## BEGIN Data for processing

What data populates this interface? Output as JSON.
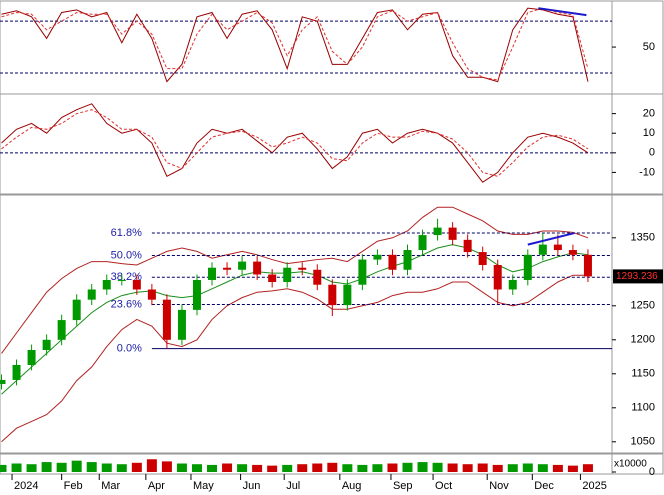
{
  "chart_data": [
    {
      "type": "line",
      "ylim": [
        -2,
        101
      ],
      "yticks": [
        50
      ],
      "hlines": [
        80,
        20
      ],
      "series": [
        {
          "color": "#990000",
          "dash": false,
          "values": [
            88,
            92,
            85,
            60,
            90,
            93,
            85,
            90,
            55,
            88,
            60,
            10,
            30,
            85,
            90,
            60,
            88,
            92,
            70,
            25,
            85,
            80,
            30,
            30,
            60,
            90,
            93,
            70,
            88,
            90,
            40,
            15,
            15,
            10,
            70,
            95,
            93,
            88,
            85,
            10
          ]
        },
        {
          "color": "#e03030",
          "dash": true,
          "values": [
            85,
            90,
            88,
            70,
            80,
            90,
            88,
            88,
            65,
            80,
            65,
            25,
            25,
            65,
            88,
            70,
            80,
            90,
            78,
            40,
            70,
            85,
            45,
            30,
            50,
            85,
            92,
            80,
            85,
            90,
            55,
            25,
            15,
            12,
            50,
            90,
            95,
            90,
            87,
            25
          ]
        }
      ],
      "trendlines": [
        {
          "color": "#1a1acc",
          "x": [
            35.7,
            38.9
          ],
          "y": [
            95,
            87
          ]
        }
      ]
    },
    {
      "type": "line",
      "ylim": [
        -20,
        29
      ],
      "yticks": [
        -10,
        0,
        10,
        20
      ],
      "hlines": [
        0
      ],
      "series": [
        {
          "color": "#990000",
          "dash": false,
          "values": [
            5,
            12,
            15,
            10,
            18,
            22,
            25,
            15,
            10,
            12,
            5,
            -12,
            -8,
            5,
            12,
            10,
            12,
            6,
            0,
            8,
            10,
            2,
            -8,
            -2,
            10,
            12,
            5,
            10,
            12,
            10,
            5,
            -5,
            -15,
            -10,
            0,
            8,
            10,
            8,
            5,
            0
          ]
        },
        {
          "color": "#e03030",
          "dash": true,
          "values": [
            2,
            8,
            13,
            12,
            15,
            20,
            22,
            18,
            12,
            12,
            8,
            -5,
            -8,
            0,
            8,
            10,
            11,
            8,
            3,
            5,
            8,
            5,
            -3,
            -4,
            5,
            10,
            8,
            8,
            11,
            10,
            7,
            0,
            -10,
            -12,
            -5,
            3,
            8,
            9,
            7,
            2
          ]
        }
      ]
    },
    {
      "type": "candlestick",
      "ylim": [
        1035,
        1410
      ],
      "yticks": [
        1050,
        1100,
        1150,
        1200,
        1250,
        1350
      ],
      "x": [
        0,
        1,
        2,
        3,
        4,
        5,
        6,
        7,
        8,
        9,
        10,
        11,
        12,
        13,
        14,
        15,
        16,
        17,
        18,
        19,
        20,
        21,
        22,
        23,
        24,
        25,
        26,
        27,
        28,
        29,
        30,
        31,
        32,
        33,
        34,
        35,
        36,
        37,
        38,
        39
      ],
      "up_color": "#009900",
      "down_color": "#cc0000",
      "open": [
        1135,
        1141,
        1163,
        1185,
        1200,
        1229,
        1259,
        1274,
        1288,
        1288,
        1274,
        1259,
        1200,
        1244,
        1288,
        1306,
        1303,
        1315,
        1296,
        1285,
        1306,
        1303,
        1281,
        1251,
        1281,
        1318,
        1325,
        1303,
        1332,
        1354,
        1365,
        1347,
        1329,
        1310,
        1274,
        1288,
        1325,
        1340,
        1332,
        1325
      ],
      "high": [
        1149,
        1171,
        1193,
        1208,
        1237,
        1267,
        1282,
        1296,
        1296,
        1296,
        1282,
        1267,
        1252,
        1296,
        1314,
        1314,
        1323,
        1323,
        1304,
        1314,
        1314,
        1311,
        1289,
        1289,
        1326,
        1333,
        1333,
        1340,
        1362,
        1378,
        1373,
        1355,
        1337,
        1318,
        1296,
        1333,
        1357,
        1355,
        1340,
        1333
      ],
      "low": [
        1127,
        1133,
        1155,
        1177,
        1192,
        1221,
        1251,
        1266,
        1280,
        1266,
        1251,
        1187,
        1192,
        1236,
        1280,
        1295,
        1295,
        1288,
        1277,
        1277,
        1295,
        1273,
        1235,
        1243,
        1273,
        1310,
        1295,
        1295,
        1324,
        1346,
        1339,
        1321,
        1302,
        1252,
        1266,
        1280,
        1317,
        1324,
        1317,
        1285
      ],
      "close": [
        1141,
        1163,
        1185,
        1200,
        1229,
        1259,
        1274,
        1288,
        1288,
        1274,
        1259,
        1200,
        1244,
        1288,
        1306,
        1303,
        1315,
        1296,
        1285,
        1306,
        1303,
        1281,
        1251,
        1281,
        1318,
        1325,
        1303,
        1332,
        1354,
        1365,
        1347,
        1329,
        1310,
        1274,
        1288,
        1325,
        1340,
        1332,
        1325,
        1293.236
      ],
      "series": [
        {
          "color": "#b22222",
          "values": [
            1180,
            1210,
            1240,
            1270,
            1290,
            1305,
            1315,
            1315,
            1312,
            1310,
            1320,
            1330,
            1335,
            1330,
            1320,
            1325,
            1330,
            1325,
            1318,
            1312,
            1315,
            1318,
            1320,
            1315,
            1330,
            1345,
            1350,
            1360,
            1380,
            1395,
            1395,
            1385,
            1375,
            1360,
            1355,
            1355,
            1360,
            1360,
            1358,
            1350
          ]
        },
        {
          "color": "#1a8f1a",
          "values": [
            1120,
            1140,
            1160,
            1180,
            1200,
            1220,
            1240,
            1255,
            1265,
            1270,
            1272,
            1265,
            1262,
            1265,
            1275,
            1285,
            1295,
            1300,
            1298,
            1298,
            1300,
            1295,
            1285,
            1282,
            1290,
            1300,
            1308,
            1315,
            1325,
            1335,
            1340,
            1335,
            1325,
            1310,
            1300,
            1305,
            1315,
            1322,
            1328,
            1325
          ]
        },
        {
          "color": "#b22222",
          "values": [
            1050,
            1070,
            1080,
            1090,
            1110,
            1140,
            1160,
            1190,
            1215,
            1230,
            1220,
            1195,
            1190,
            1200,
            1230,
            1250,
            1262,
            1270,
            1272,
            1275,
            1270,
            1260,
            1245,
            1245,
            1250,
            1255,
            1265,
            1270,
            1270,
            1275,
            1285,
            1285,
            1270,
            1255,
            1250,
            1255,
            1270,
            1285,
            1295,
            1295
          ]
        }
      ],
      "levels_from": 10,
      "levels": [
        {
          "value": 1357,
          "label": "61.8%"
        },
        {
          "value": 1324,
          "label": "50.0%"
        },
        {
          "value": 1292,
          "label": "38.2%"
        },
        {
          "value": 1252,
          "label": "23.6%"
        },
        {
          "value": 1187,
          "label": "0.0%"
        }
      ],
      "last_price": 1293.236,
      "trendlines": [
        {
          "color": "#1a1acc",
          "x": [
            35,
            38.1
          ],
          "y": [
            1340,
            1357
          ]
        }
      ]
    },
    {
      "type": "bar",
      "ylim": [
        0,
        120
      ],
      "yticks": [
        0
      ],
      "y_label": "x10000",
      "values": [
        50,
        60,
        55,
        70,
        65,
        80,
        70,
        60,
        55,
        65,
        90,
        75,
        60,
        55,
        50,
        60,
        55,
        50,
        45,
        50,
        55,
        60,
        65,
        55,
        50,
        55,
        60,
        65,
        70,
        65,
        60,
        55,
        60,
        50,
        55,
        60,
        55,
        50,
        45,
        55
      ],
      "xlim": [
        -0.1,
        40.6
      ],
      "xticks": [
        {
          "value": 0.7,
          "label": "2024"
        },
        {
          "value": 4,
          "label": "Feb"
        },
        {
          "value": 6.5,
          "label": "Mar"
        },
        {
          "value": 9.6,
          "label": "Apr"
        },
        {
          "value": 12.6,
          "label": "May"
        },
        {
          "value": 15.9,
          "label": "Jun"
        },
        {
          "value": 18.8,
          "label": "Jul"
        },
        {
          "value": 22.5,
          "label": "Aug"
        },
        {
          "value": 25.9,
          "label": "Sep"
        },
        {
          "value": 28.7,
          "label": "Oct"
        },
        {
          "value": 32.3,
          "label": "Nov"
        },
        {
          "value": 35.3,
          "label": "Dec"
        },
        {
          "value": 38.5,
          "label": "2025"
        }
      ]
    }
  ]
}
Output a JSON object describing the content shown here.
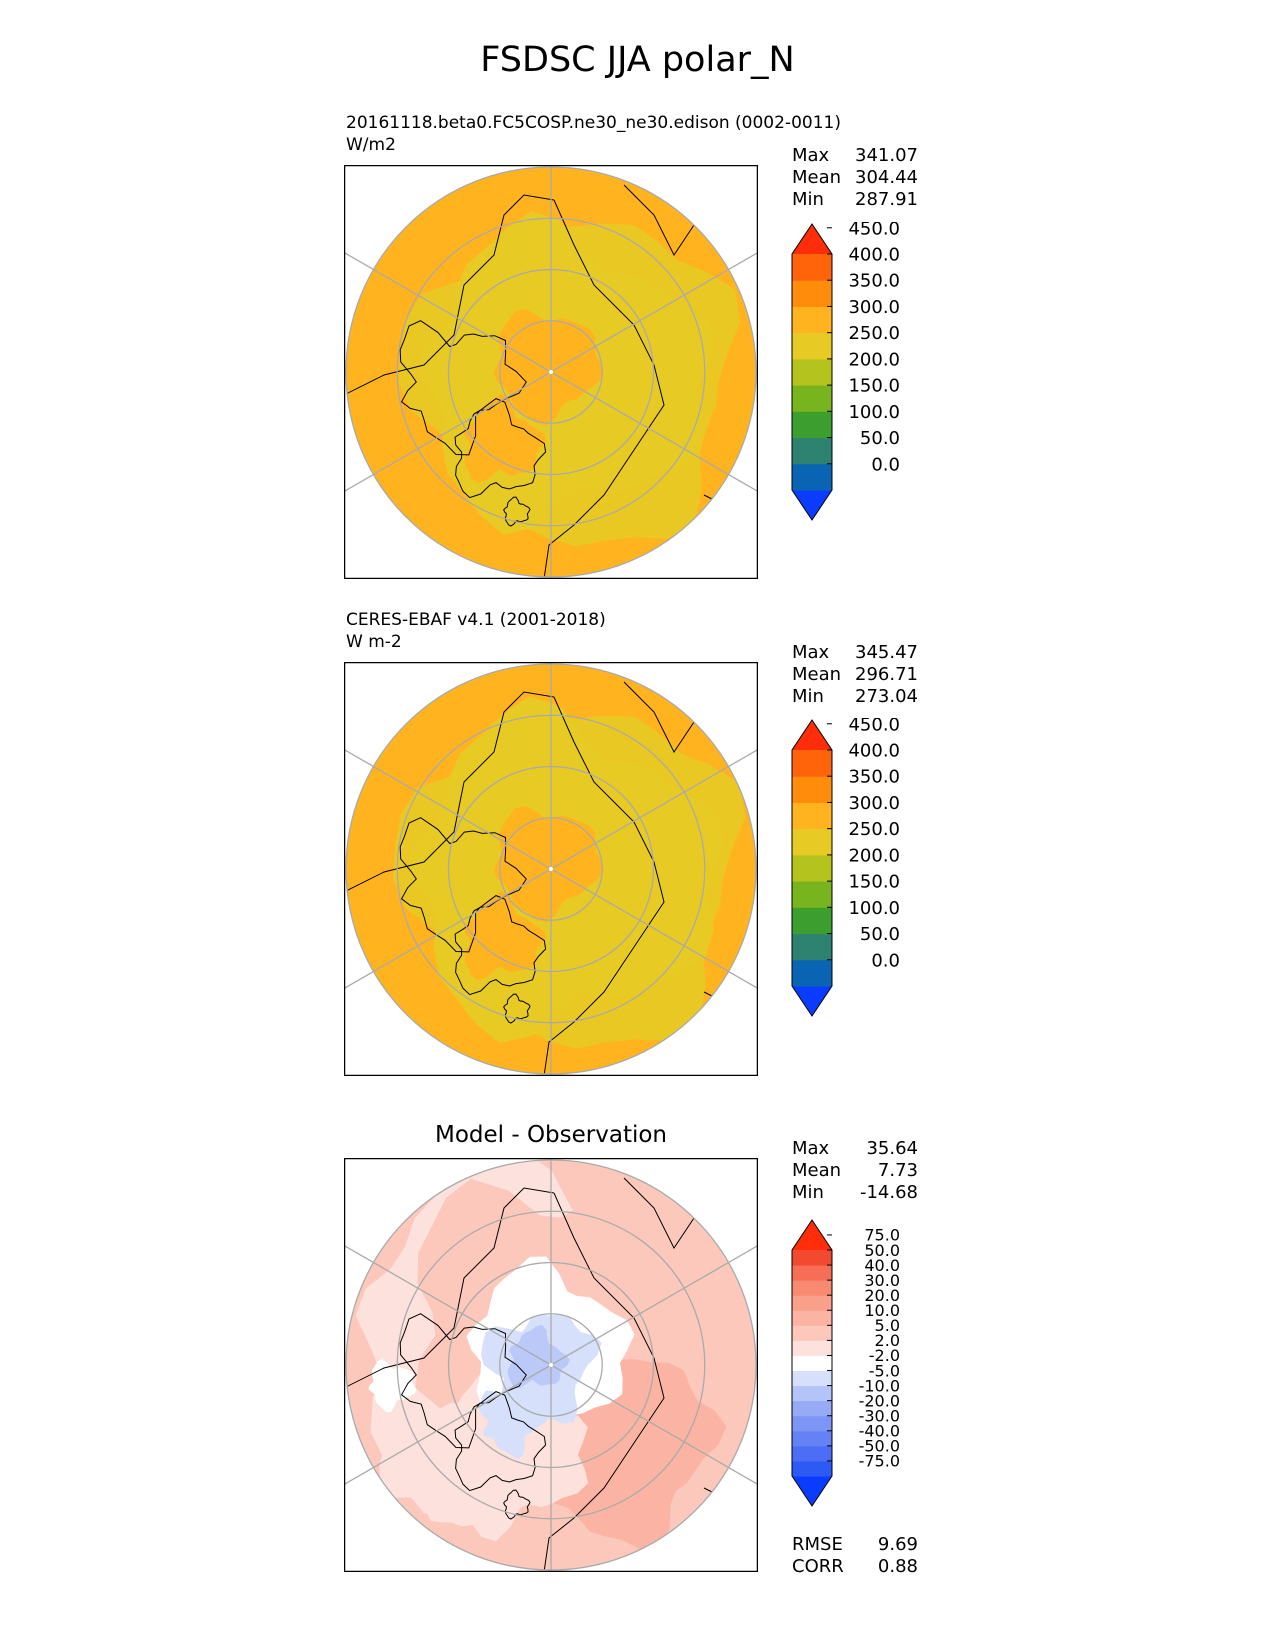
{
  "title": "FSDSC JJA polar_N",
  "chart_data": [
    {
      "type": "heatmap",
      "projection": "north-polar-stereographic",
      "label_left": "20161118.beta0.FC5COSP.ne30_ne30.edison (0002-0011)",
      "units": "W/m2",
      "stats": [
        {
          "name": "Max",
          "value": "341.07"
        },
        {
          "name": "Mean",
          "value": "304.44"
        },
        {
          "name": "Min",
          "value": "287.91"
        }
      ],
      "colorbar": {
        "levels": [
          "0.0",
          "50.0",
          "100.0",
          "150.0",
          "200.0",
          "250.0",
          "300.0",
          "350.0",
          "400.0",
          "450.0"
        ],
        "colors": [
          "#0a3cff",
          "#0a64b4",
          "#2e8270",
          "#3c9e2e",
          "#78b41e",
          "#b4c31e",
          "#e8ca25",
          "#ffb31e",
          "#ff8c0a",
          "#ff640a",
          "#ff2d0a"
        ]
      }
    },
    {
      "type": "heatmap",
      "projection": "north-polar-stereographic",
      "label_left": "CERES-EBAF v4.1 (2001-2018)",
      "units": "W m-2",
      "stats": [
        {
          "name": "Max",
          "value": "345.47"
        },
        {
          "name": "Mean",
          "value": "296.71"
        },
        {
          "name": "Min",
          "value": "273.04"
        }
      ],
      "colorbar": {
        "levels": [
          "0.0",
          "50.0",
          "100.0",
          "150.0",
          "200.0",
          "250.0",
          "300.0",
          "350.0",
          "400.0",
          "450.0"
        ],
        "colors": [
          "#0a3cff",
          "#0a64b4",
          "#2e8270",
          "#3c9e2e",
          "#78b41e",
          "#b4c31e",
          "#e8ca25",
          "#ffb31e",
          "#ff8c0a",
          "#ff640a",
          "#ff2d0a"
        ]
      }
    },
    {
      "type": "heatmap",
      "projection": "north-polar-stereographic",
      "title": "Model - Observation",
      "stats": [
        {
          "name": "Max",
          "value": "35.64"
        },
        {
          "name": "Mean",
          "value": "7.73"
        },
        {
          "name": "Min",
          "value": "-14.68"
        }
      ],
      "extra_stats": [
        {
          "name": "RMSE",
          "value": "9.69"
        },
        {
          "name": "CORR",
          "value": "0.88"
        }
      ],
      "colorbar": {
        "levels": [
          "-75.0",
          "-50.0",
          "-40.0",
          "-30.0",
          "-20.0",
          "-10.0",
          "-5.0",
          "-2.0",
          "2.0",
          "5.0",
          "10.0",
          "20.0",
          "30.0",
          "40.0",
          "50.0",
          "75.0"
        ],
        "colors": [
          "#0a3cff",
          "#2d5af5",
          "#4b6ef5",
          "#6482f5",
          "#7d96f5",
          "#96aaf5",
          "#b4c3f8",
          "#d7e0fa",
          "#ffffff",
          "#fde1dc",
          "#fcc8bc",
          "#fbb4a3",
          "#f9a08a",
          "#f78a70",
          "#f56e55",
          "#f24a30",
          "#ff2d0a"
        ]
      }
    }
  ]
}
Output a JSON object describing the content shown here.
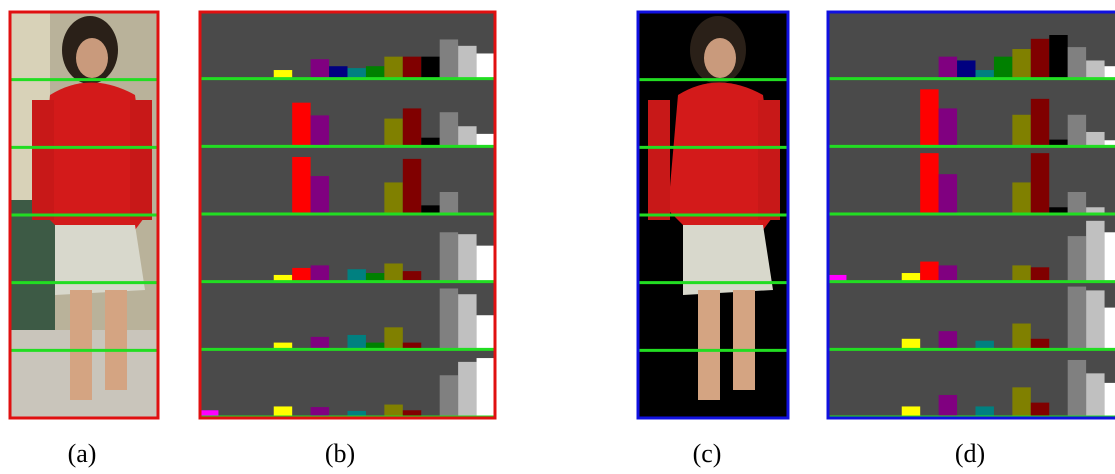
{
  "captions": [
    "(a)",
    "(b)",
    "(c)",
    "(d)"
  ],
  "chart_data": [
    {
      "type": "bar",
      "colors": [
        "#ff00ff",
        "#0000ff",
        "#00ffff",
        "#00ff00",
        "#ffff00",
        "#ff0000",
        "#800080",
        "#000080",
        "#008080",
        "#008000",
        "#808000",
        "#800000",
        "#000000",
        "#808080",
        "#c0c0c0",
        "#ffffff"
      ],
      "ylim": [
        0,
        100
      ],
      "stripes": [
        {
          "values": [
            0,
            0,
            0,
            0,
            12,
            0,
            29,
            18,
            15,
            18,
            33,
            33,
            33,
            60,
            50,
            38
          ]
        },
        {
          "values": [
            0,
            0,
            0,
            0,
            0,
            67,
            47,
            0,
            0,
            0,
            42,
            58,
            12,
            52,
            30,
            18
          ]
        },
        {
          "values": [
            0,
            0,
            0,
            0,
            0,
            88,
            58,
            0,
            0,
            0,
            48,
            85,
            12,
            33,
            0,
            0
          ]
        },
        {
          "values": [
            0,
            0,
            0,
            0,
            9,
            20,
            24,
            0,
            18,
            12,
            27,
            15,
            0,
            76,
            73,
            55
          ]
        },
        {
          "values": [
            0,
            0,
            0,
            0,
            9,
            0,
            18,
            0,
            21,
            9,
            33,
            9,
            0,
            94,
            85,
            52
          ]
        },
        {
          "values": [
            9,
            0,
            0,
            0,
            15,
            0,
            14,
            0,
            8,
            0,
            18,
            9,
            0,
            64,
            85,
            91
          ]
        }
      ]
    },
    {
      "type": "bar",
      "colors": [
        "#ff00ff",
        "#0000ff",
        "#00ffff",
        "#00ff00",
        "#ffff00",
        "#ff0000",
        "#800080",
        "#000080",
        "#008080",
        "#008000",
        "#808000",
        "#800000",
        "#000000",
        "#808080",
        "#c0c0c0",
        "#ffffff"
      ],
      "ylim": [
        0,
        100
      ],
      "stripes": [
        {
          "values": [
            0,
            0,
            0,
            0,
            0,
            0,
            33,
            27,
            12,
            33,
            45,
            61,
            67,
            48,
            27,
            18
          ]
        },
        {
          "values": [
            0,
            0,
            0,
            0,
            0,
            88,
            58,
            0,
            0,
            0,
            48,
            73,
            9,
            48,
            21,
            8
          ]
        },
        {
          "values": [
            0,
            0,
            0,
            0,
            0,
            94,
            61,
            0,
            0,
            0,
            48,
            94,
            9,
            33,
            9,
            0
          ]
        },
        {
          "values": [
            9,
            0,
            0,
            0,
            12,
            30,
            24,
            0,
            0,
            0,
            24,
            21,
            0,
            70,
            94,
            76
          ]
        },
        {
          "values": [
            0,
            0,
            0,
            0,
            15,
            0,
            27,
            0,
            12,
            0,
            39,
            15,
            0,
            97,
            91,
            64
          ]
        },
        {
          "values": [
            0,
            0,
            0,
            0,
            15,
            0,
            33,
            0,
            15,
            0,
            45,
            21,
            0,
            88,
            67,
            52
          ]
        }
      ]
    }
  ]
}
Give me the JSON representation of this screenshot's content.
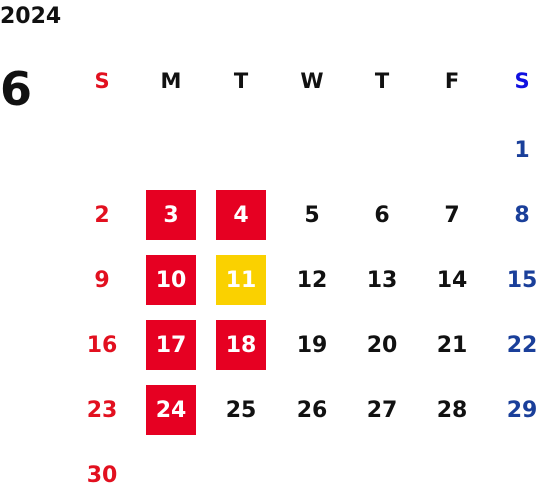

## END Data for processing

● **Brief**:
All lines that include "JSON" are to be gathered and copied.

● **The result**:
What data populates this interface? Output as JSON.
Output a JSON object describing the content shown here.
Output a JSON object describing the content shown here.
Give me the JSON representation of this screenshot's content.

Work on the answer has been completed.